Problem requirements ::
Extract each line of the data below exactly as written.

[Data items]
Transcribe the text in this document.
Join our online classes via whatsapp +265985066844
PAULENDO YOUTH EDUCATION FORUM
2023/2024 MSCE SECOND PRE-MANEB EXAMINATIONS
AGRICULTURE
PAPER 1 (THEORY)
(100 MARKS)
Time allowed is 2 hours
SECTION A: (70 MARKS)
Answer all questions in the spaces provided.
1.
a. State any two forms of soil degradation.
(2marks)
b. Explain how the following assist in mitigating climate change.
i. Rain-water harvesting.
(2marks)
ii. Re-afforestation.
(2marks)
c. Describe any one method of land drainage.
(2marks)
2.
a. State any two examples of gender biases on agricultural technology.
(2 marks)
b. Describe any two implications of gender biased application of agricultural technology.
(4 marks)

Correct response ::
Transcribe the text in this document.
Join our online classes via whatsapp +265985066844
PAULENDO YOUTH EDUCATION FORUM
2023/2024 MSCE SECOND PRE-MANEB EXAMINATIONS
AGRICULTURE
PAPER 1 (THEORY)
(100 MARKS)
Time allowed is 2 hours
SECTION A: (70 MARKS)
Answer all questions in the spaces provided.
1.
a. State any two forms of soil degradation.
(2marks)
b. Explain how the following assist in mitigating climate change.
i. Rain-water harvesting.
(2marks)
ii. Re-afforestation.
(2marks)
c. Describe any one method of land drainage.
(2marks)
2.
a. State any two examples of gender biases on agricultural technology.
(2 marks)
b. Describe any two implications of gender biased application of agricultural technology.
(4 marks)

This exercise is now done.